++++ Source data
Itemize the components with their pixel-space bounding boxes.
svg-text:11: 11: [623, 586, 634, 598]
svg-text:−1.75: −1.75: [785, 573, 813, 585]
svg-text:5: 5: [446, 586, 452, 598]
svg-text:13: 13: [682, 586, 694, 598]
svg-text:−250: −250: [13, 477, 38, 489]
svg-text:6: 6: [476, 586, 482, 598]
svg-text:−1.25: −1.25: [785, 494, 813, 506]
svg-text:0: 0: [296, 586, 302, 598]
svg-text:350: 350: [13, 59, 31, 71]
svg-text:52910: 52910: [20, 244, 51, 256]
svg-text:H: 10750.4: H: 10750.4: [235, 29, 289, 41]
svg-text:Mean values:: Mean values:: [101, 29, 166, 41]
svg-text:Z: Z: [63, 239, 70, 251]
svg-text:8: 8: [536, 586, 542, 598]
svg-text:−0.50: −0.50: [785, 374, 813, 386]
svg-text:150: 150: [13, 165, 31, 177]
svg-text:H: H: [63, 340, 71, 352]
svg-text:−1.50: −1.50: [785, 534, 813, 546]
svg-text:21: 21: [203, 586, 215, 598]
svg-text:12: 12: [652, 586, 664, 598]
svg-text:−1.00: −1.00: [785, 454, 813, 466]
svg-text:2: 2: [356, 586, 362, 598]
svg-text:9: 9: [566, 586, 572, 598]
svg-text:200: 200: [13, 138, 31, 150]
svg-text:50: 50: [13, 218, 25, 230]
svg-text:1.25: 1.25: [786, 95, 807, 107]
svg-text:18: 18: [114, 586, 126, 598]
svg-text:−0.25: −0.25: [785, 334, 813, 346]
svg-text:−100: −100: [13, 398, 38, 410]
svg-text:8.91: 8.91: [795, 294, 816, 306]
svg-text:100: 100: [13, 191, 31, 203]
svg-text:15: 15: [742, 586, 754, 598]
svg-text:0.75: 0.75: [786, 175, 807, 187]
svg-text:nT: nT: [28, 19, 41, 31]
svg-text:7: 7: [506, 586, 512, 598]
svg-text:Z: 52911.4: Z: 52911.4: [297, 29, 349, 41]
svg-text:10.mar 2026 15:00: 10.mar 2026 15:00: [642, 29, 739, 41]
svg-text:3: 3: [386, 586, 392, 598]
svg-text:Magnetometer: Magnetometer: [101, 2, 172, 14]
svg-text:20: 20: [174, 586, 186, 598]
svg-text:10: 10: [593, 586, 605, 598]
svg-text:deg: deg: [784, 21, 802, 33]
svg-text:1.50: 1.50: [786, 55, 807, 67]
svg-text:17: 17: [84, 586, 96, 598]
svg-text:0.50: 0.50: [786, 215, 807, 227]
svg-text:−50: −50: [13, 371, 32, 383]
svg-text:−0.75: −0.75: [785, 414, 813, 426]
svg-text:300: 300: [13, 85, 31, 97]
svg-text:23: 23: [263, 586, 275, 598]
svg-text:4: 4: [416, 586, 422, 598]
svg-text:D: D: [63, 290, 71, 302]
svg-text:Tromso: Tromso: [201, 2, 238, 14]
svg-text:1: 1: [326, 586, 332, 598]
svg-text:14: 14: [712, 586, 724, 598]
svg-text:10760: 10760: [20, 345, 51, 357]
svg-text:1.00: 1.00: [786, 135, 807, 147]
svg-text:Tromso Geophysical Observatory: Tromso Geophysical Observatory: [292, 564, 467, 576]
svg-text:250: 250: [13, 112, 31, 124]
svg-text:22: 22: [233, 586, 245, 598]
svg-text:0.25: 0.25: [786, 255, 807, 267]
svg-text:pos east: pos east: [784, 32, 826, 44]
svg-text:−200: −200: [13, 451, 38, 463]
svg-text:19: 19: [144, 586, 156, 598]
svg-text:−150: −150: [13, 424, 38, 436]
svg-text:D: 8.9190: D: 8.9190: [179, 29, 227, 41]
++++++++
- [Problem details] Rewrite every line of the data above, changing "Tromso" to "Tromsø" wherever it occurs and leaving everything else as it is.

- [Complete answer]
Itemize the components with their pixel-space bounding boxes.
svg-text:11: 11: [623, 586, 634, 598]
svg-text:−1.75: −1.75: [785, 573, 813, 585]
svg-text:5: 5: [446, 586, 452, 598]
svg-text:13: 13: [682, 586, 694, 598]
svg-text:−250: −250: [13, 477, 38, 489]
svg-text:6: 6: [476, 586, 482, 598]
svg-text:−1.25: −1.25: [785, 494, 813, 506]
svg-text:0: 0: [296, 586, 302, 598]
svg-text:350: 350: [13, 59, 31, 71]
svg-text:52910: 52910: [20, 244, 51, 256]
svg-text:H: 10750.4: H: 10750.4: [235, 29, 289, 41]
svg-text:Mean values:: Mean values:: [101, 29, 166, 41]
svg-text:Z: Z: [63, 239, 70, 251]
svg-text:8: 8: [536, 586, 542, 598]
svg-text:−0.50: −0.50: [785, 374, 813, 386]
svg-text:150: 150: [13, 165, 31, 177]
svg-text:H: H: [63, 340, 71, 352]
svg-text:−1.50: −1.50: [785, 534, 813, 546]
svg-text:21: 21: [203, 586, 215, 598]
svg-text:12: 12: [652, 586, 664, 598]
svg-text:−1.00: −1.00: [785, 454, 813, 466]
svg-text:2: 2: [356, 586, 362, 598]
svg-text:9: 9: [566, 586, 572, 598]
svg-text:200: 200: [13, 138, 31, 150]
svg-text:50: 50: [13, 218, 25, 230]
svg-text:1.25: 1.25: [786, 95, 807, 107]
svg-text:18: 18: [114, 586, 126, 598]
svg-text:−0.25: −0.25: [785, 334, 813, 346]
svg-text:−100: −100: [13, 398, 38, 410]
svg-text:8.91: 8.91: [795, 294, 816, 306]
svg-text:100: 100: [13, 191, 31, 203]
svg-text:15: 15: [742, 586, 754, 598]
svg-text:0.75: 0.75: [786, 175, 807, 187]
svg-text:nT: nT: [28, 19, 41, 31]
svg-text:7: 7: [506, 586, 512, 598]
svg-text:Z: 52911.4: Z: 52911.4: [297, 29, 349, 41]
svg-text:10.mar 2026 15:00: 10.mar 2026 15:00: [642, 29, 739, 41]
svg-text:3: 3: [386, 586, 392, 598]
svg-text:Magnetometer: Magnetometer: [101, 2, 172, 14]
svg-text:20: 20: [174, 586, 186, 598]
svg-text:10: 10: [593, 586, 605, 598]
svg-text:deg: deg: [784, 21, 802, 33]
svg-text:1.50: 1.50: [786, 55, 807, 67]
svg-text:17: 17: [84, 586, 96, 598]
svg-text:0.50: 0.50: [786, 215, 807, 227]
svg-text:−50: −50: [13, 371, 32, 383]
svg-text:−0.75: −0.75: [785, 414, 813, 426]
svg-text:300: 300: [13, 85, 31, 97]
svg-text:23: 23: [263, 586, 275, 598]
svg-text:4: 4: [416, 586, 422, 598]
svg-text:D: D: [63, 290, 71, 302]
svg-text:Tromsø: Tromsø: [201, 2, 238, 14]
svg-text:1: 1: [326, 586, 332, 598]
svg-text:14: 14: [712, 586, 724, 598]
svg-text:10760: 10760: [20, 345, 51, 357]
svg-text:1.00: 1.00: [786, 135, 807, 147]
svg-text:Tromsø Geophysical Observatory: Tromsø Geophysical Observatory: [292, 564, 467, 576]
svg-text:250: 250: [13, 112, 31, 124]
svg-text:22: 22: [233, 586, 245, 598]
svg-text:0.25: 0.25: [786, 255, 807, 267]
svg-text:pos east: pos east: [784, 32, 826, 44]
svg-text:−200: −200: [13, 451, 38, 463]
svg-text:19: 19: [144, 586, 156, 598]
svg-text:−150: −150: [13, 424, 38, 436]
svg-text:D: 8.9190: D: 8.9190: [179, 29, 227, 41]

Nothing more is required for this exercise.